(Extracted records)
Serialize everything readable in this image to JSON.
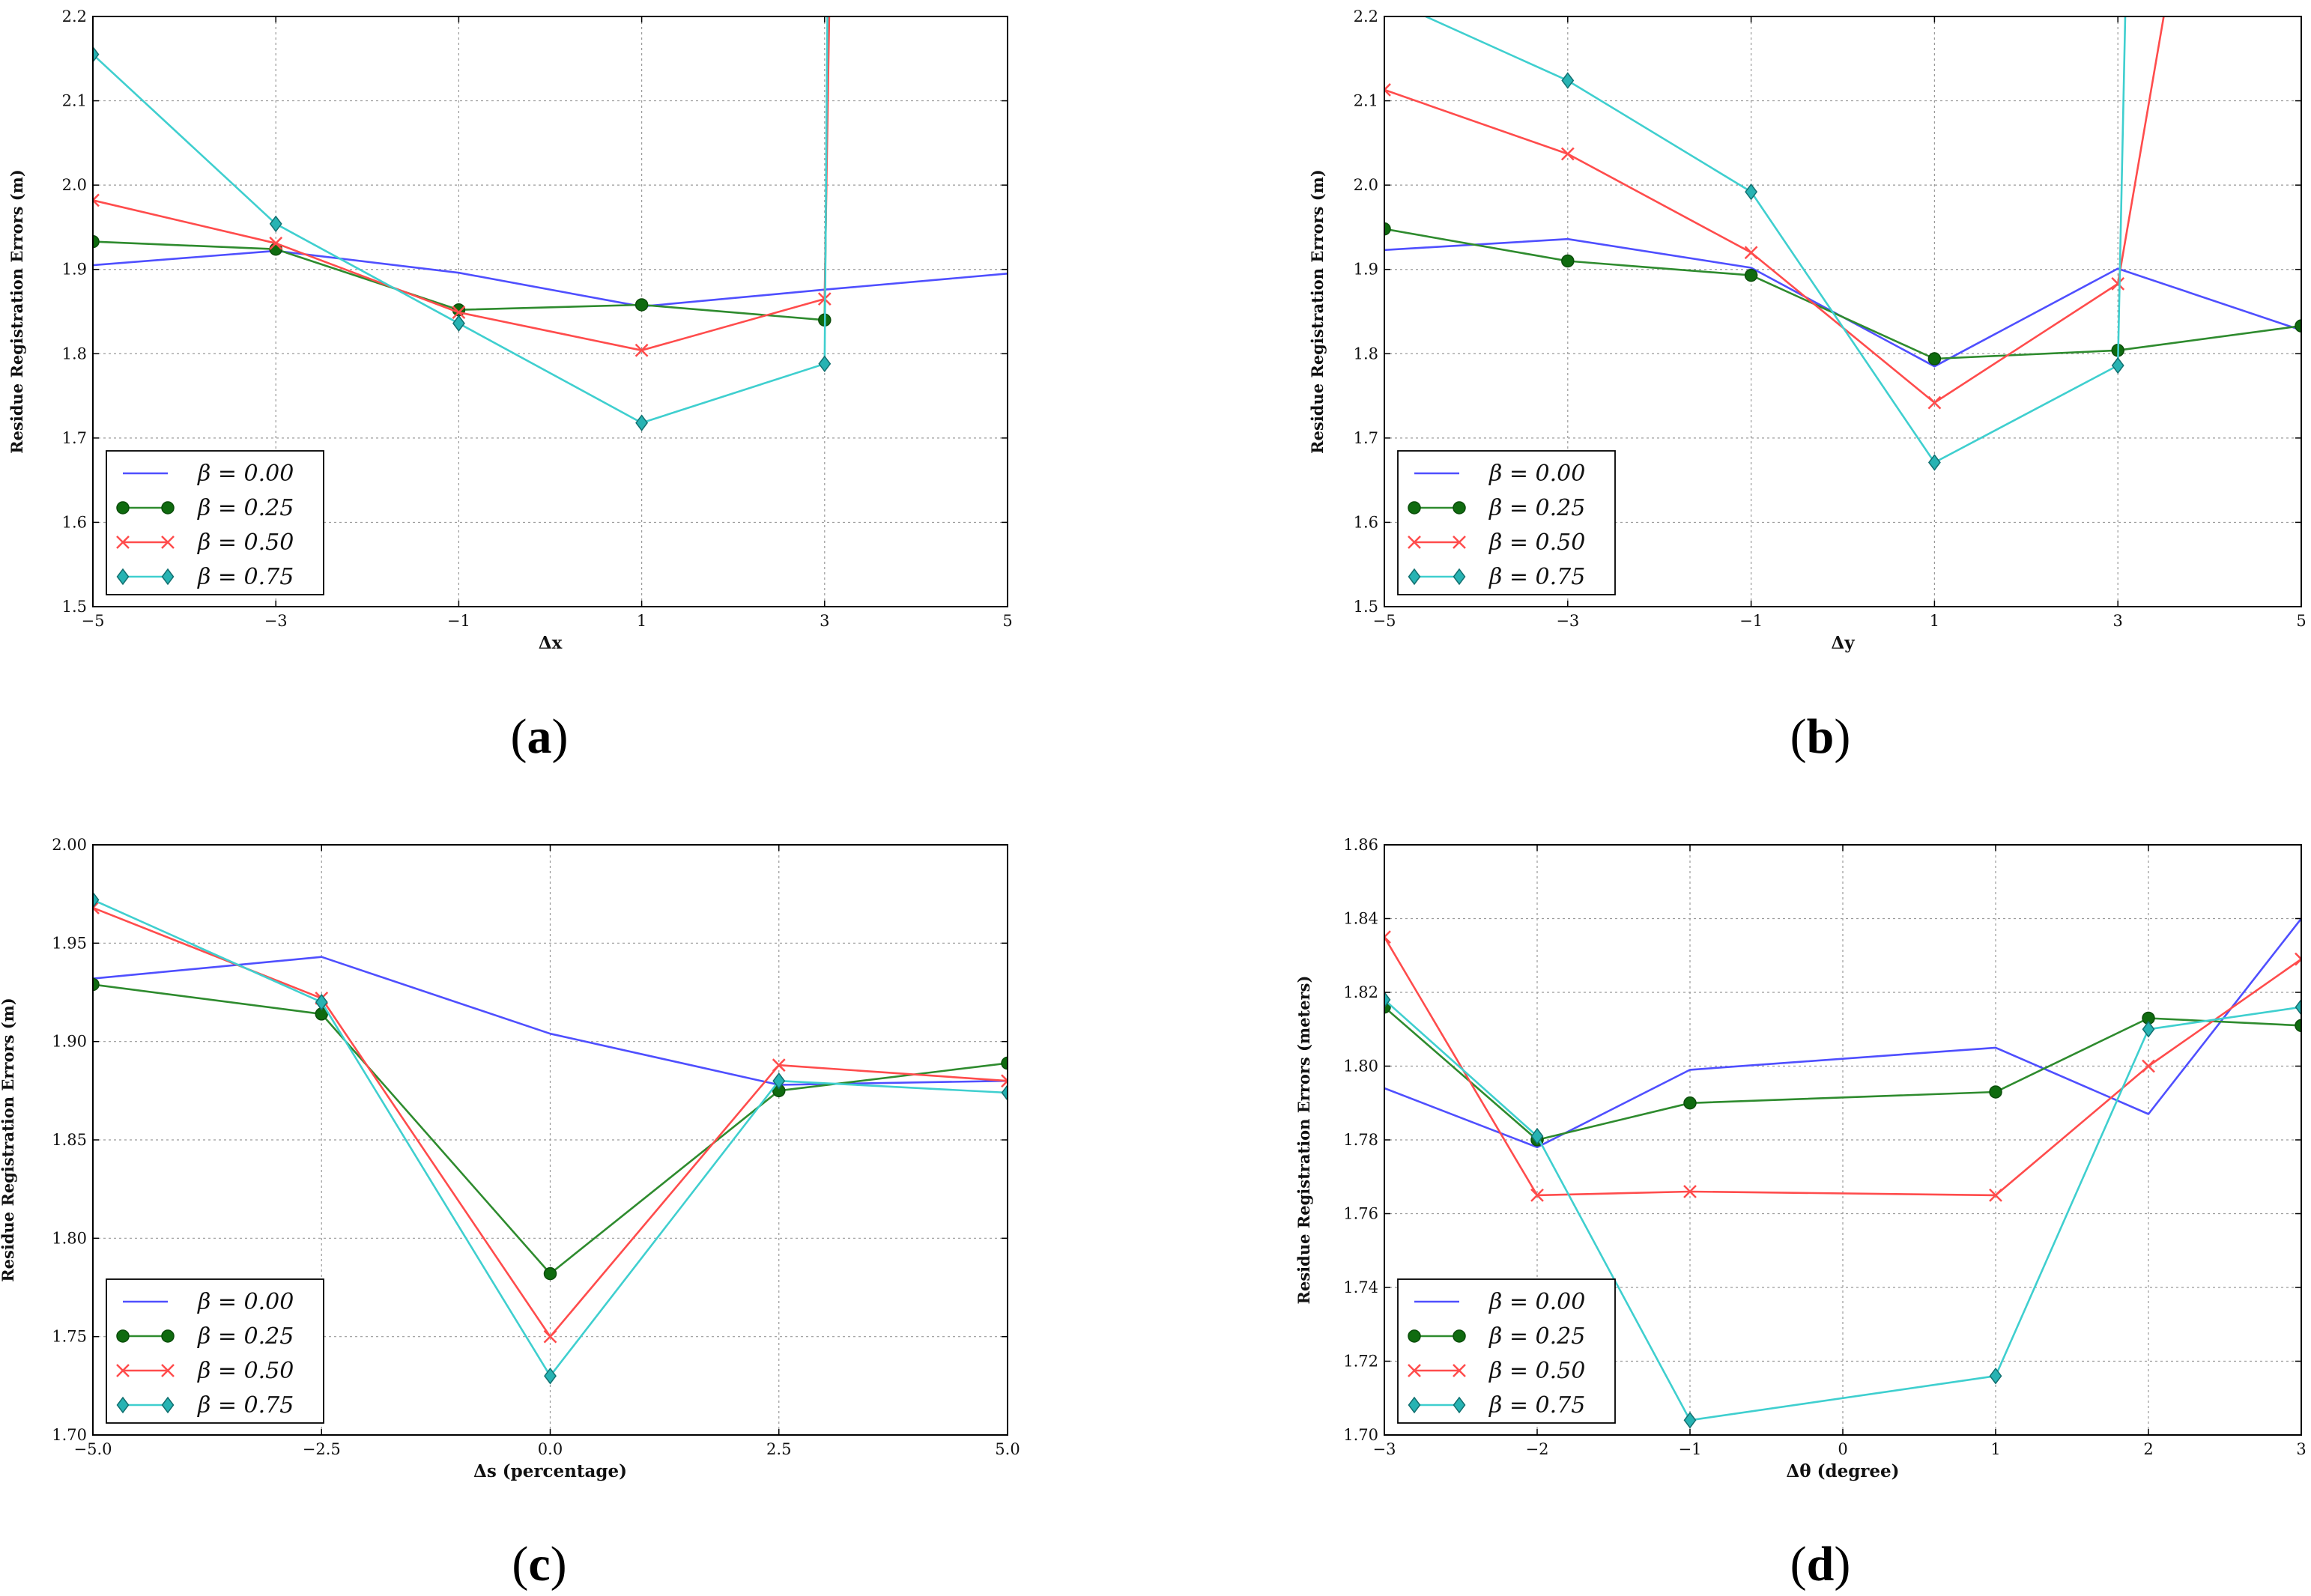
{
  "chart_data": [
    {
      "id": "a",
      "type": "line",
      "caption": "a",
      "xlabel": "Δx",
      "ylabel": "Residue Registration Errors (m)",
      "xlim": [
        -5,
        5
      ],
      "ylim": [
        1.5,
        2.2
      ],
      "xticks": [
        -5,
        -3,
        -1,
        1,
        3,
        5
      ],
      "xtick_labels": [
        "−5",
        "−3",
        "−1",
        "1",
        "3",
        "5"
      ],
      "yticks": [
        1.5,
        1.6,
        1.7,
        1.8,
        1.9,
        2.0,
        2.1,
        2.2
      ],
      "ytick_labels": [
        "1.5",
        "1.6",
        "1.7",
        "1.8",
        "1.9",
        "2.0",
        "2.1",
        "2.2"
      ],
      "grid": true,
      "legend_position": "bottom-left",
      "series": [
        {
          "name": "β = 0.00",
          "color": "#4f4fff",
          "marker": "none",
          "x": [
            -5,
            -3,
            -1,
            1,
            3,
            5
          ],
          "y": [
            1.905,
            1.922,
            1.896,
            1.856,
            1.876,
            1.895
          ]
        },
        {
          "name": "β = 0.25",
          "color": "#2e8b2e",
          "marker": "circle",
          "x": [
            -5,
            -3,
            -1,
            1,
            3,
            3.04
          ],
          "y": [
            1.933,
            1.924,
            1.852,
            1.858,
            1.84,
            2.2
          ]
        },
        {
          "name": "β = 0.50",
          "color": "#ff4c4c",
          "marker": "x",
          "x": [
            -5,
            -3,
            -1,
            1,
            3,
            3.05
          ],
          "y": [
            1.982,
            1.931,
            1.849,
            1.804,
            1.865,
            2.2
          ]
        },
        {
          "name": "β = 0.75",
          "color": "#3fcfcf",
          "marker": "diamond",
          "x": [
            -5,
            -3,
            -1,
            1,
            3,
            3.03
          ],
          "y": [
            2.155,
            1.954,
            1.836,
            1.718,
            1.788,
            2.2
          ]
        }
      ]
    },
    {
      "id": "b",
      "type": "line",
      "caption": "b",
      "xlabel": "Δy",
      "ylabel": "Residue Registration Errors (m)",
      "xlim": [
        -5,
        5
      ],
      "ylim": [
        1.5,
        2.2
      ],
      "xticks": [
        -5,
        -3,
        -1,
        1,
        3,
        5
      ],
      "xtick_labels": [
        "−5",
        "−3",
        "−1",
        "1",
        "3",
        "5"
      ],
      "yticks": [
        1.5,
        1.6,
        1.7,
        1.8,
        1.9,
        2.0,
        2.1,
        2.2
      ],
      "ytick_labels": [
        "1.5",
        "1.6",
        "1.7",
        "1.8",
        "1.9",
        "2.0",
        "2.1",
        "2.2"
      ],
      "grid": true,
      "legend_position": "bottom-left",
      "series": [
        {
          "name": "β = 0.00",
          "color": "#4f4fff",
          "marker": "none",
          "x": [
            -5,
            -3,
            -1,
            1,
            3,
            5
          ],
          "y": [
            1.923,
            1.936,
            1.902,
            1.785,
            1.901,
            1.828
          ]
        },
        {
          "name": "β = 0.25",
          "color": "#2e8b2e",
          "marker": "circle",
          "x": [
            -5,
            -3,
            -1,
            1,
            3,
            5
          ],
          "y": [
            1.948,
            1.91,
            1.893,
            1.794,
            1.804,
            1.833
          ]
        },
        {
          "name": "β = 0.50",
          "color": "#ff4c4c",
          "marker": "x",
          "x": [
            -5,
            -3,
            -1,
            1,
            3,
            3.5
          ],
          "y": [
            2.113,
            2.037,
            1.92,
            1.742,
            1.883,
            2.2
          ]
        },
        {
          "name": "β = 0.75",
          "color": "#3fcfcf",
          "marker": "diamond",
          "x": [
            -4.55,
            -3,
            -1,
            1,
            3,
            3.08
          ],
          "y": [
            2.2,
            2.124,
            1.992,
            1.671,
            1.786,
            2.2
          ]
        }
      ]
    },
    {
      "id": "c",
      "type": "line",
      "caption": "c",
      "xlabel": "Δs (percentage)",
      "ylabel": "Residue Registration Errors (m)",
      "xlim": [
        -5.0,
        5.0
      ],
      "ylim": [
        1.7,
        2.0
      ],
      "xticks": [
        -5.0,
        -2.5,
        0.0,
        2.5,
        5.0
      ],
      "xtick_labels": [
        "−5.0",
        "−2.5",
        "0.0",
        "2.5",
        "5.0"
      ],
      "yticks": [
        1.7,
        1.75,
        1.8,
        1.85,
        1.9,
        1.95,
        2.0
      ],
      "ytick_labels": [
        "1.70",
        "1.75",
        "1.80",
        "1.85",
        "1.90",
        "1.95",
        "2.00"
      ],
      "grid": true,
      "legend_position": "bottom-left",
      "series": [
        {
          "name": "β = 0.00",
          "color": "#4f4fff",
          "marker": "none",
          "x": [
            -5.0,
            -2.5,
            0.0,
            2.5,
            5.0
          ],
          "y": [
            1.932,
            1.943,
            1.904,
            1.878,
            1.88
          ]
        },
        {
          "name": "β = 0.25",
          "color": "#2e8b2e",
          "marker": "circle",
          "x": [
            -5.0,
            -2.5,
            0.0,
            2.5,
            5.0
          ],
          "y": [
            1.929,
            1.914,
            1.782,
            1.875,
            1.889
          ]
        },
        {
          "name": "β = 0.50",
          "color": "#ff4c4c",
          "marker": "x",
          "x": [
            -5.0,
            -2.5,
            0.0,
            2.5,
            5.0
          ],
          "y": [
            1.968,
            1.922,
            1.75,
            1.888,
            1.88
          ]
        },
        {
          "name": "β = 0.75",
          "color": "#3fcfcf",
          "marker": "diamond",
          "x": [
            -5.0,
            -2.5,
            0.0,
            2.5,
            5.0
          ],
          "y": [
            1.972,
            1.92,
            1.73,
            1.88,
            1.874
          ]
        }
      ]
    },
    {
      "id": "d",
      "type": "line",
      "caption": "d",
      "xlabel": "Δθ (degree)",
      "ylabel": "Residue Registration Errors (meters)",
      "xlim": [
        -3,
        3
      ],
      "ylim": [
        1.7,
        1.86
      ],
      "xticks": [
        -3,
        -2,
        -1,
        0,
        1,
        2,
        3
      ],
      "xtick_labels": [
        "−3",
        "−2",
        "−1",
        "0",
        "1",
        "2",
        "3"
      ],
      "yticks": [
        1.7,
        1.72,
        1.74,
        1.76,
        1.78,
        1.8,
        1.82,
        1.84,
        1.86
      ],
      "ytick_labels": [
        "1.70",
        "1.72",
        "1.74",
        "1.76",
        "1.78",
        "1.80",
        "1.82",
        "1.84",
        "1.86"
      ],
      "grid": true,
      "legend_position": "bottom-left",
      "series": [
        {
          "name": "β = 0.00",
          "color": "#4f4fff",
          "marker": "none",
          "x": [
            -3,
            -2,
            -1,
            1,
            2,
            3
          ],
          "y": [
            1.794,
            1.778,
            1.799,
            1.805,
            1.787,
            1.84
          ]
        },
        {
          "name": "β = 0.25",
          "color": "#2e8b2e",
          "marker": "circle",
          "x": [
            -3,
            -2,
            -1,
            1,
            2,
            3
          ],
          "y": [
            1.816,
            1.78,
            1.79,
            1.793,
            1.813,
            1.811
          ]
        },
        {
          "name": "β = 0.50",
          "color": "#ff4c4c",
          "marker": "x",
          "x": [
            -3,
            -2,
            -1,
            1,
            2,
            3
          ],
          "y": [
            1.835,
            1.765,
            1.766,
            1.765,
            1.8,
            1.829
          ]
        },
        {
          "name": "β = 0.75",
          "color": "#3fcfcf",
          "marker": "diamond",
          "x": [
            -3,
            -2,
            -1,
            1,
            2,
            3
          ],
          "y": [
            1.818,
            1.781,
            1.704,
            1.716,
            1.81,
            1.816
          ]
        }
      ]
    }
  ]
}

--

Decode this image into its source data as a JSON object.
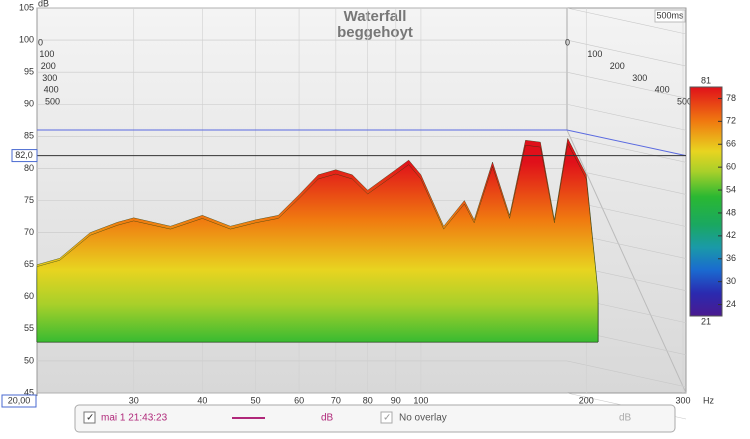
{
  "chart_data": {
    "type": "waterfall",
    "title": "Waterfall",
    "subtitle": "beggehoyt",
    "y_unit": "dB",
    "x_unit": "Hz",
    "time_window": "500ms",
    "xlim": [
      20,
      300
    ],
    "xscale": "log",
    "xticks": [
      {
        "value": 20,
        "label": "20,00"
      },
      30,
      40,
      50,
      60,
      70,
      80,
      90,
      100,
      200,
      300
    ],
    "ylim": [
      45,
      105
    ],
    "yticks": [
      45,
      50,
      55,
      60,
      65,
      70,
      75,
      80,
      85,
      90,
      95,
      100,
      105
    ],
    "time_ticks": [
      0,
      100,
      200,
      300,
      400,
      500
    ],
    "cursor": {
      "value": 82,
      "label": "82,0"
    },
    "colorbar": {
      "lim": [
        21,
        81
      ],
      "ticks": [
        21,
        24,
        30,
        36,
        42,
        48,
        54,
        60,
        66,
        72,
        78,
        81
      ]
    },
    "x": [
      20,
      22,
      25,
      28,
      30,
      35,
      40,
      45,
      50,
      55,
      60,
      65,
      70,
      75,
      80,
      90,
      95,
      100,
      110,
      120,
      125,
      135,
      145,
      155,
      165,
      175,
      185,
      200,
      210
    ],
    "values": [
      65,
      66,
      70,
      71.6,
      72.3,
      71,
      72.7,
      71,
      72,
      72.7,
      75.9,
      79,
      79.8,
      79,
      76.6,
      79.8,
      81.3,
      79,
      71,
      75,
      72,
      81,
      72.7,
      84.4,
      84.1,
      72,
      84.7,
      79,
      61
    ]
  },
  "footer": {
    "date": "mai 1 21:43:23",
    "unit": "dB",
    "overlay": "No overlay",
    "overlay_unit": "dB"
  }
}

---

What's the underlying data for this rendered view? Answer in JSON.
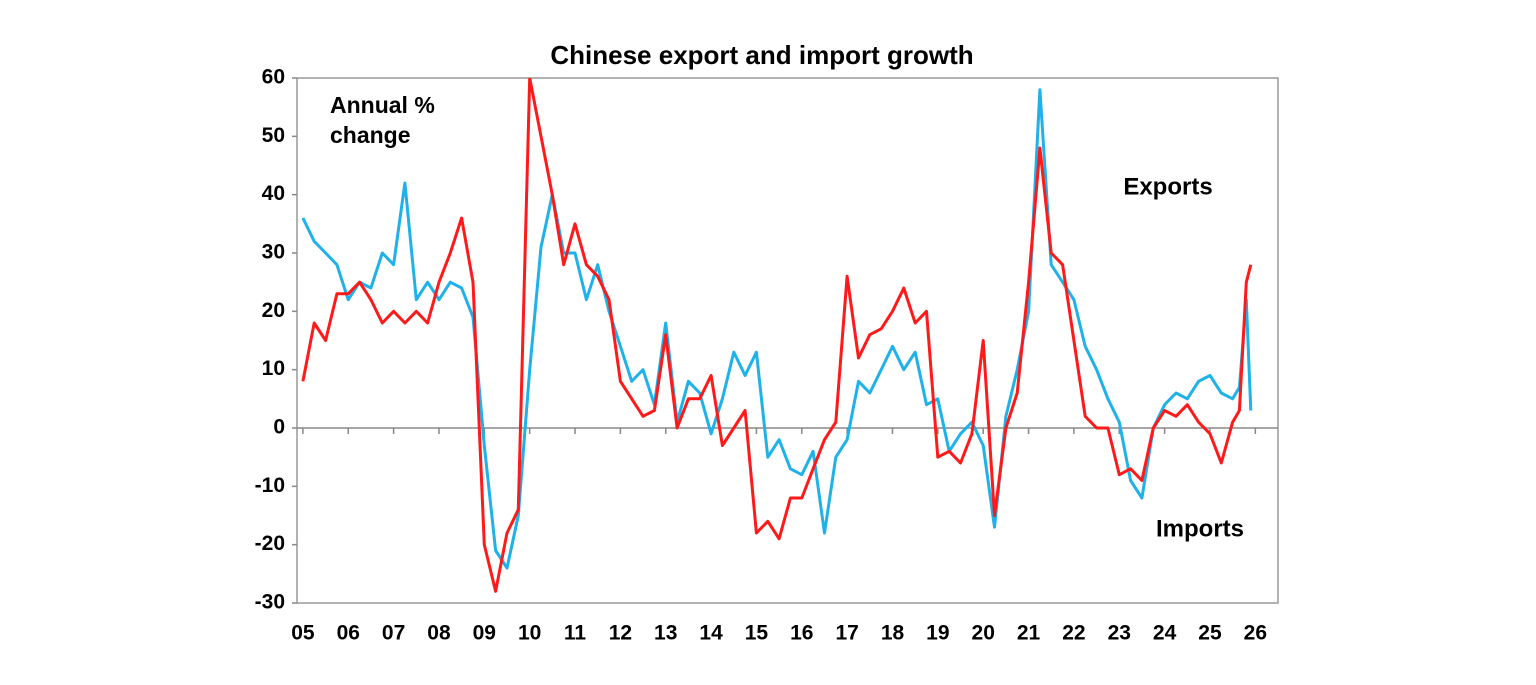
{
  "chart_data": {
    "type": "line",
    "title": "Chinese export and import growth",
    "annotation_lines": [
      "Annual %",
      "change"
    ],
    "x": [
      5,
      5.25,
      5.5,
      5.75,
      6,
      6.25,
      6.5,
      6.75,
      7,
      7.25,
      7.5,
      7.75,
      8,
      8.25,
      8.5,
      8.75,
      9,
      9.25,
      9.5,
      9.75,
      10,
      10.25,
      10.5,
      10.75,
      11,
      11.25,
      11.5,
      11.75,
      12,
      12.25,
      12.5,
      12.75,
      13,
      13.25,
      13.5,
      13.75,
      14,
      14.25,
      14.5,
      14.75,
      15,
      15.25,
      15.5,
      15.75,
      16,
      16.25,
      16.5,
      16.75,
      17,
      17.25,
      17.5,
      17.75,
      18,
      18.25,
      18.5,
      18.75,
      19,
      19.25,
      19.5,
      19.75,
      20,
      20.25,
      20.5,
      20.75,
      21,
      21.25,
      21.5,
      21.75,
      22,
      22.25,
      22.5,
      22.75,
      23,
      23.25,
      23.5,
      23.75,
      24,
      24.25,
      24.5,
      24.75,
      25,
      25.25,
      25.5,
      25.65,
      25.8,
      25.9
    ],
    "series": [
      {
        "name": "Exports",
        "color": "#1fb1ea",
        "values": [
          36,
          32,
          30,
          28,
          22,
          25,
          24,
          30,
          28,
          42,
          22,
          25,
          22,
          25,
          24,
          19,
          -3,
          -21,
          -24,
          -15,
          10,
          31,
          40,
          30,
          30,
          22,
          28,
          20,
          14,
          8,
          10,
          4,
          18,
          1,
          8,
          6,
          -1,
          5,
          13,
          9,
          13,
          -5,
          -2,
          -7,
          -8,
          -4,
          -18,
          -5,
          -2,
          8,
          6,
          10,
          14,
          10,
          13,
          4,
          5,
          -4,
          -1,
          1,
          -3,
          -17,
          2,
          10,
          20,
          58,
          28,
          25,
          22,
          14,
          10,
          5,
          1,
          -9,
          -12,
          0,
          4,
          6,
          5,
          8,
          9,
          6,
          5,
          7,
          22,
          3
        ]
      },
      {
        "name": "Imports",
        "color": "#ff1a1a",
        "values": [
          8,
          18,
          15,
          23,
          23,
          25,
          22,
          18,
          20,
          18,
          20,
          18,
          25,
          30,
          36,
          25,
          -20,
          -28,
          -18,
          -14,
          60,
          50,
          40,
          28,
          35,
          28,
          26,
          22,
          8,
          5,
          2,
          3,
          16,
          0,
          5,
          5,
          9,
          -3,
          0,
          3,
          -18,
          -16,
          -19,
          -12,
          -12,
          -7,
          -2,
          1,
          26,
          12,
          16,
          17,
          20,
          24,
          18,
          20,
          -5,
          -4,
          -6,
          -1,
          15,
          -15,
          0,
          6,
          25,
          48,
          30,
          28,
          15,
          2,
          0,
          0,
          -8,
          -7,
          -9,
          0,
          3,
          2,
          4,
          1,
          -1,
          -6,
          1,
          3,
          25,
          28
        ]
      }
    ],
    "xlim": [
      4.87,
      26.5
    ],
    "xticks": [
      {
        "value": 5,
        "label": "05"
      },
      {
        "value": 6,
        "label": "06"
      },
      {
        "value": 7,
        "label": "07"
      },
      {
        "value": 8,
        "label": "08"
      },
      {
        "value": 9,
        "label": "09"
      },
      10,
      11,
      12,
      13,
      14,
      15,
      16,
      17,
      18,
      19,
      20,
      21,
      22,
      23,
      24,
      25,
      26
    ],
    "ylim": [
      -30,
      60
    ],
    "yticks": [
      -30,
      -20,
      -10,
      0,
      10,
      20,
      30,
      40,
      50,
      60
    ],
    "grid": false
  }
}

= Exercise prompt =
Reproduce every line of the listing above in which the string "JSON" appears.

= Result of this task =
Serialize everything readable in this image to JSON.
Decode this image into its source data as a JSON object.
What's the underlying data for this rendered view? Answer in JSON.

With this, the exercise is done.